## [SUPPLIED PASSAGE]
I cannot sit and listen to someone deliver information to me in lecture style for very long at this point. My ability to get information from the internet, switching from subject to subject at my earliest discomfort and getting it all in text seems to have ruined me for the old method. Text can be skimmed, reviewed, or held down for examination at will. Going to a 60 or 90 minute lecture many times a week for school now seems inconceivable to me. I was never good at it any any stage of my academic career, but I could at least endure it.
But perhaps not. I can recall clock-watching and tuning out well back into elementary school, and the classes I remember as intersting were math classes where we had problems to work or humanities classes where there would be at least some discussion. Teachers who let me read, write, or daydream – that worked, too. Okay, so maybe I’m not any worse at this now. It sure seems it, though.
I am less enamored of sound in general, which I imagine is part of it. I seek silence more often. I take a break from group conversation more readily. That is likely hearing-related. Though I hear folks just fine, it may be that I am losing some frequencies, destroying nuance and giving everything a blaring sound.

## [PROBLEMS AND TASKS]
**a)** Could you update the passage on listening by giving it again from "But perhaps not." up to and including "a blaring sound.", with "silence" replaced by "quiet"?
**b)** Can you copy the listing below from its start up to and including the line with "bar [954,306,1067,365]"?

## [Stored items]
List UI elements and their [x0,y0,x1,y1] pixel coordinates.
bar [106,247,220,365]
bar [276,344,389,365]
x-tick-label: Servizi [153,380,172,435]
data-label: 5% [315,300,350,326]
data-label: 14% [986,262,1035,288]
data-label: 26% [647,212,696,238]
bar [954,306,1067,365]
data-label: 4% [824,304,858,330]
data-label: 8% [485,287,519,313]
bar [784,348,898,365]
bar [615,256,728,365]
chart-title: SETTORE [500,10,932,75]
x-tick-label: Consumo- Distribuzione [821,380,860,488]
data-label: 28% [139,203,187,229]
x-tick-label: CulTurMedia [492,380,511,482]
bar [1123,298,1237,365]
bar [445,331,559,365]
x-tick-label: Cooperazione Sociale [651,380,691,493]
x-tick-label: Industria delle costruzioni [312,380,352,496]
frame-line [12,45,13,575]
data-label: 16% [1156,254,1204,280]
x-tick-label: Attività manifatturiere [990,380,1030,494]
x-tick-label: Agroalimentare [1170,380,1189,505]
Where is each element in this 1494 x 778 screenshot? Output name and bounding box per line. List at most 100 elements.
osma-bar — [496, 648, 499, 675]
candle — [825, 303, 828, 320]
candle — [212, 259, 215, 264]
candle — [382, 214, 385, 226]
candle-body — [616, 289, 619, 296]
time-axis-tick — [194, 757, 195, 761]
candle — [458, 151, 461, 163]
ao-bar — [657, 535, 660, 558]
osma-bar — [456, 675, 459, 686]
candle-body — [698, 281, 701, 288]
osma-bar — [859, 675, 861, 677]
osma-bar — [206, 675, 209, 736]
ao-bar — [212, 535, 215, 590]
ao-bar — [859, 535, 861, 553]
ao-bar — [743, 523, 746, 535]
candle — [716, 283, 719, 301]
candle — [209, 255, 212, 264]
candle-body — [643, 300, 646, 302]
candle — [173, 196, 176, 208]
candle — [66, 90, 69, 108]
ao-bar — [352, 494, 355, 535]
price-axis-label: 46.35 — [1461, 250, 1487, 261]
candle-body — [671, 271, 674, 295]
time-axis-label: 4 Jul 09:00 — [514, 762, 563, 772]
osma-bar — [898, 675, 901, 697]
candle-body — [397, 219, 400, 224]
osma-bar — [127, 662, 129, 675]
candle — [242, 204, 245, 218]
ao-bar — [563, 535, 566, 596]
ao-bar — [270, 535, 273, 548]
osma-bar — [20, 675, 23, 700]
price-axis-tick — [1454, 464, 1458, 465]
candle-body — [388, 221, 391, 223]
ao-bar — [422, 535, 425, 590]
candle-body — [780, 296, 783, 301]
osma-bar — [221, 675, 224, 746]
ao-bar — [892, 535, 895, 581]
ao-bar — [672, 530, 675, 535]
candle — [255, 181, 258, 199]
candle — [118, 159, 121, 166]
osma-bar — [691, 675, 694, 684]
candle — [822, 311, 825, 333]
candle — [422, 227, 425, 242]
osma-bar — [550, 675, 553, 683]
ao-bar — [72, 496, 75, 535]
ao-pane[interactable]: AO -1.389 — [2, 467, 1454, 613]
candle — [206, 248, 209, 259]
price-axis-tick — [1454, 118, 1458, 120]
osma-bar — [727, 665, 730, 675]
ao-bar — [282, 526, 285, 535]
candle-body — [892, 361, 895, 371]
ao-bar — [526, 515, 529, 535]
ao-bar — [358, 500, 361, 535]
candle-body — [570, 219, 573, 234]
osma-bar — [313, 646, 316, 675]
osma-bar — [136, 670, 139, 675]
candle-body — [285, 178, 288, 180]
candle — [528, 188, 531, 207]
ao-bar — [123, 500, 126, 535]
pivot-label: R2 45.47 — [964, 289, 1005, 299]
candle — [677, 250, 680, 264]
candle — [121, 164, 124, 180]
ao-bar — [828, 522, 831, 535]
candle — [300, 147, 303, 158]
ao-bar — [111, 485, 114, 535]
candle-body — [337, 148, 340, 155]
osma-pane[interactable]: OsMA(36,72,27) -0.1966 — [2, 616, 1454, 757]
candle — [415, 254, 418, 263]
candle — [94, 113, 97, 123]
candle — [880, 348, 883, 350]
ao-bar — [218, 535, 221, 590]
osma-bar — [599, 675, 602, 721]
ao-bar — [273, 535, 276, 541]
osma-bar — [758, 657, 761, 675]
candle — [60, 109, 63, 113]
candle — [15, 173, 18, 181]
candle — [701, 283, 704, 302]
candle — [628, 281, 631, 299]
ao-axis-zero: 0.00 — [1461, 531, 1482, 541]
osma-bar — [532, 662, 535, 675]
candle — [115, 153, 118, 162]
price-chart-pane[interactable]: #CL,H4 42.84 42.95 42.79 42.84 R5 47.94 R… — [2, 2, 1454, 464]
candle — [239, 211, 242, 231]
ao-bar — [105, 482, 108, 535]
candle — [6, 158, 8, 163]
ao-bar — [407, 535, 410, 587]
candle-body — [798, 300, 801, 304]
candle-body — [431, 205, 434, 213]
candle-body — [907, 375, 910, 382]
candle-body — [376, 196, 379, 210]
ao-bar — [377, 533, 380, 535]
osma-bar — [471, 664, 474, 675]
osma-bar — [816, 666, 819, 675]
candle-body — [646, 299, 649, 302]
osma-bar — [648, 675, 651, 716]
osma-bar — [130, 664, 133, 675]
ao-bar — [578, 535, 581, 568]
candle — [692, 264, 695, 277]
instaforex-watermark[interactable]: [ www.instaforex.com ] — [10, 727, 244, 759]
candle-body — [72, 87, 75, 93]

## [ANSWERS PER TASK]
**a)**
But perhaps not. I can recall clock-watching and tuning out well back into elementary school, and the classes I remember as intersting were math classes where we had problems to work or humanities classes where there would be at least some discussion. Teachers who let me read, write, or daydream – that worked, too. Okay, so maybe I’m not any worse at this now. It sure seems it, though.
I am less enamored of sound in general, which I imagine is part of it. I seek quiet more often. I take a break from group conversation more readily. That is likely hearing-related. Though I hear folks just fine, it may be that I am losing some frequencies, destroying nuance and giving everything a blaring sound.

**b)**
List UI elements and their [x0,y0,x1,y1] pixel coordinates.
bar [106,247,220,365]
bar [276,344,389,365]
x-tick-label: Servizi [153,380,172,435]
data-label: 5% [315,300,350,326]
data-label: 14% [986,262,1035,288]
data-label: 26% [647,212,696,238]
bar [954,306,1067,365]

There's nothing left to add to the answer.